WORK REQUIRED: Nothing may be dropped or altered: reproduce all the data.

/---

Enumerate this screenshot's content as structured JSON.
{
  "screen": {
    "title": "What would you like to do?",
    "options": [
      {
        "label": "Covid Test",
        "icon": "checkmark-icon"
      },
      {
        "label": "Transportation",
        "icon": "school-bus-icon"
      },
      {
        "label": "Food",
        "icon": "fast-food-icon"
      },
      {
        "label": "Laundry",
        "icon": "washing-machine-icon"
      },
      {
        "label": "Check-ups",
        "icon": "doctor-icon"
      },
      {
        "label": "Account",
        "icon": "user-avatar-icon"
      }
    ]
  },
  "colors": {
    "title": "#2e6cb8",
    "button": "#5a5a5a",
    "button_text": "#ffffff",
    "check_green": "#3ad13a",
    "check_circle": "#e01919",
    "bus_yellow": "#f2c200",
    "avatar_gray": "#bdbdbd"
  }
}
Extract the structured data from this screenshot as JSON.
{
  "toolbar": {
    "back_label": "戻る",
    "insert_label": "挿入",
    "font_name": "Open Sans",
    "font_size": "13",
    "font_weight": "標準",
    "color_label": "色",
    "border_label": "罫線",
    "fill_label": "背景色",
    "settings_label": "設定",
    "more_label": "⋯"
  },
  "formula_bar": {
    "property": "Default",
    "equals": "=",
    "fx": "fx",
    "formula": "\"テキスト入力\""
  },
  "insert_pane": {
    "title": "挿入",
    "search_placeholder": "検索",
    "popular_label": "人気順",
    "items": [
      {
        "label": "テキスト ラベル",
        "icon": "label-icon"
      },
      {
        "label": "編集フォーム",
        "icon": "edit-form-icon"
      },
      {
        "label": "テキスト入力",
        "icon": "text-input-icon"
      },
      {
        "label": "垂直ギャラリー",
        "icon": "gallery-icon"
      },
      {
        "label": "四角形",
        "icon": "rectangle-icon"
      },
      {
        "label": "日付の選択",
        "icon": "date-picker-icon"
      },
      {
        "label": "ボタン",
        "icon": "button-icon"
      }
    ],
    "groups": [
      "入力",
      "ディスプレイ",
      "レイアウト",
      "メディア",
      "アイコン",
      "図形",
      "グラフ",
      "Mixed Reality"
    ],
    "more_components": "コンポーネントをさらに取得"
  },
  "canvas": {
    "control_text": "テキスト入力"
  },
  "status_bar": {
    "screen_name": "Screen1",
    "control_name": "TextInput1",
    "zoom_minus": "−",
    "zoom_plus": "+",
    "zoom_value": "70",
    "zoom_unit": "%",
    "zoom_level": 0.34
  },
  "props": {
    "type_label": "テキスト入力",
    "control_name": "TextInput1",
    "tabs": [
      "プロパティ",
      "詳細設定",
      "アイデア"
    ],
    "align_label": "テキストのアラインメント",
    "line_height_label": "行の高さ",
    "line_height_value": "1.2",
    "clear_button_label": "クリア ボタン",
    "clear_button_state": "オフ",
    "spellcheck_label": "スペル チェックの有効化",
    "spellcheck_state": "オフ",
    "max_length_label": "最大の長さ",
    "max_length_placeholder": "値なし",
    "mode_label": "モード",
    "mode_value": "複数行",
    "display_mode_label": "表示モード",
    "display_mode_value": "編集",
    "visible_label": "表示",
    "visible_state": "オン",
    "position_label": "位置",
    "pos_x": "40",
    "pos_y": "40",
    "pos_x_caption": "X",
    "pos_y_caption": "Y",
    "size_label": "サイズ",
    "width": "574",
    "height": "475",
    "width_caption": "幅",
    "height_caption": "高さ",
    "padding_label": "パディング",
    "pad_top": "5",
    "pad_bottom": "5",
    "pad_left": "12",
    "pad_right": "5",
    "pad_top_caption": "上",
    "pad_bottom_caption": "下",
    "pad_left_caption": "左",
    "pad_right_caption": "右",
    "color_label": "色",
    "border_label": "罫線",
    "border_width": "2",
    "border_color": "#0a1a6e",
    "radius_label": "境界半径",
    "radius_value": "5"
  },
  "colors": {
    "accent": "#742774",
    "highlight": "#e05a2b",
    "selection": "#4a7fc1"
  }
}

\---

EXERCISE RESPONSE:
Enumerate this screenshot's content as structured JSON.
{
  "screen": {
    "title": "What would you like to do?",
    "options": [
      {
        "label": "Covid Test",
        "icon": "checkmark-icon"
      },
      {
        "label": "Transportation",
        "icon": "school-bus-icon"
      },
      {
        "label": "Food",
        "icon": "fast-food-icon"
      },
      {
        "label": "Laundry",
        "icon": "washing-machine-icon"
      },
      {
        "label": "Check-ups",
        "icon": "doctor-icon"
      },
      {
        "label": "Account",
        "icon": "user-avatar-icon"
      }
    ]
  },
  "colors": {
    "title": "#2e6cb8",
    "button": "#5a5a5a",
    "button_text": "#ffffff",
    "check_green": "#3ad13a",
    "check_circle": "#e01919",
    "bus_yellow": "#f2c200",
    "avatar_gray": "#bdbdbd"
  }
}
Extract the structured data from this screenshot as JSON.
{
  "toolbar": {
    "back_label": "戻る",
    "insert_label": "挿入",
    "font_name": "Open Sans",
    "font_size": "13",
    "font_weight": "標準",
    "color_label": "色",
    "border_label": "罫線",
    "fill_label": "背景色",
    "settings_label": "設定",
    "more_label": "⋯"
  },
  "formula_bar": {
    "property": "Default",
    "equals": "=",
    "fx": "fx",
    "formula": "\"テキスト入力\""
  },
  "insert_pane": {
    "title": "挿入",
    "search_placeholder": "検索",
    "popular_label": "人気順",
    "items": [
      {
        "label": "テキスト ラベル",
        "icon": "label-icon"
      },
      {
        "label": "編集フォーム",
        "icon": "edit-form-icon"
      },
      {
        "label": "テキスト入力",
        "icon": "text-input-icon"
      },
      {
        "label": "垂直ギャラリー",
        "icon": "gallery-icon"
      },
      {
        "label": "四角形",
        "icon": "rectangle-icon"
      },
      {
        "label": "日付の選択",
        "icon": "date-picker-icon"
      },
      {
        "label": "ボタン",
        "icon": "button-icon"
      }
    ],
    "groups": [
      "入力",
      "ディスプレイ",
      "レイアウト",
      "メディア",
      "アイコン",
      "図形",
      "グラフ",
      "Mixed Reality"
    ],
    "more_components": "コンポーネントをさらに取得"
  },
  "canvas": {
    "control_text": "テキスト入力"
  },
  "status_bar": {
    "screen_name": "Screen1",
    "control_name": "TextInput1",
    "zoom_minus": "−",
    "zoom_plus": "+",
    "zoom_value": "70",
    "zoom_unit": "%",
    "zoom_level": 0.34
  },
  "props": {
    "type_label": "テキスト入力",
    "control_name": "TextInput1",
    "tabs": [
      "プロパティ",
      "詳細設定",
      "アイデア"
    ],
    "align_label": "テキストのアラインメント",
    "line_height_label": "行の高さ",
    "line_height_value": "1.2",
    "clear_button_label": "クリア ボタン",
    "clear_button_state": "オフ",
    "spellcheck_label": "スペル チェックの有効化",
    "spellcheck_state": "オフ",
    "max_length_label": "最大の長さ",
    "max_length_placeholder": "値なし",
    "mode_label": "モード",
    "mode_value": "複数行",
    "display_mode_label": "表示モード",
    "display_mode_value": "編集",
    "visible_label": "表示",
    "visible_state": "オン",
    "position_label": "位置",
    "pos_x": "40",
    "pos_y": "40",
    "pos_x_caption": "X",
    "pos_y_caption": "Y",
    "size_label": "サイズ",
    "width": "574",
    "height": "475",
    "width_caption": "幅",
    "height_caption": "高さ",
    "padding_label": "パディング",
    "pad_top": "5",
    "pad_bottom": "5",
    "pad_left": "12",
    "pad_right": "5",
    "pad_top_caption": "上",
    "pad_bottom_caption": "下",
    "pad_left_caption": "左",
    "pad_right_caption": "右",
    "color_label": "色",
    "border_label": "罫線",
    "border_width": "2",
    "border_color": "#0a1a6e",
    "radius_label": "境界半径",
    "radius_value": "5"
  },
  "colors": {
    "accent": "#742774",
    "highlight": "#e05a2b",
    "selection": "#4a7fc1"
  }
}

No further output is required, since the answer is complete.